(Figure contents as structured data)
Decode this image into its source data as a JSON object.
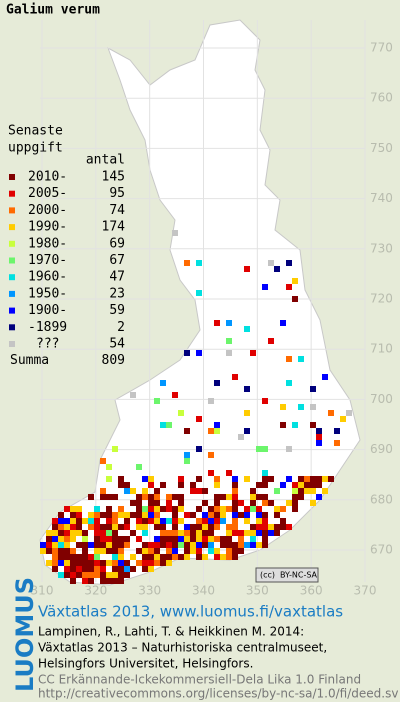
{
  "title": "Galium verum",
  "legend": {
    "heading": [
      "Senaste",
      "uppgift"
    ],
    "count_header": "antal",
    "entries": [
      {
        "label": "2010-",
        "count": 145,
        "color": "#800000"
      },
      {
        "label": "2005-",
        "count": 95,
        "color": "#e00000"
      },
      {
        "label": "2000-",
        "count": 74,
        "color": "#ff6a00"
      },
      {
        "label": "1990-",
        "count": 174,
        "color": "#ffcc00"
      },
      {
        "label": "1980-",
        "count": 69,
        "color": "#c8ff3c"
      },
      {
        "label": "1970-",
        "count": 67,
        "color": "#6cf56c"
      },
      {
        "label": "1960-",
        "count": 47,
        "color": "#00e0e0"
      },
      {
        "label": "1950-",
        "count": 23,
        "color": "#0096ff"
      },
      {
        "label": "1900-",
        "count": 59,
        "color": "#0000ff"
      },
      {
        "label": "-1899",
        "count": 2,
        "color": "#00007c"
      },
      {
        "label": "???",
        "count": 54,
        "color": "#c4c4c4"
      }
    ],
    "total": {
      "label": "Summa",
      "count": 809
    }
  },
  "grid": {
    "x_labels": [
      310,
      320,
      330,
      340,
      350,
      360,
      370
    ],
    "y_labels": [
      770,
      760,
      750,
      740,
      730,
      720,
      710,
      700,
      690,
      680,
      670
    ]
  },
  "badge": "BY-NC-SA",
  "footer": {
    "logo": "LUOMUS",
    "title": "Växtatlas 2013, www.luomus.fi/vaxtatlas",
    "citation": [
      "Lampinen, R., Lahti, T. & Heikkinen M. 2014:",
      "Växtatlas 2013 – Naturhistoriska centralmuseet,",
      "Helsingfors Universitet, Helsingfors."
    ],
    "license": [
      "CC Erkännande-Ickekommersiell-Dela Lika 1.0 Finland",
      "http://creativecommons.org/licenses/by-nc-sa/1.0/fi/deed.sv"
    ]
  }
}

* _WHAT YOU NEED TO DO_
Copy out every line in the entries above that holds "color".

* _TASK RESPONSE_
        "color": "#800000"
        "color": "#e00000"
        "color": "#ff6a00"
        "color": "#ffcc00"
        "color": "#c8ff3c"
        "color": "#6cf56c"
        "color": "#00e0e0"
        "color": "#0096ff"
        "color": "#0000ff"
        "color": "#00007c"
        "color": "#c4c4c4"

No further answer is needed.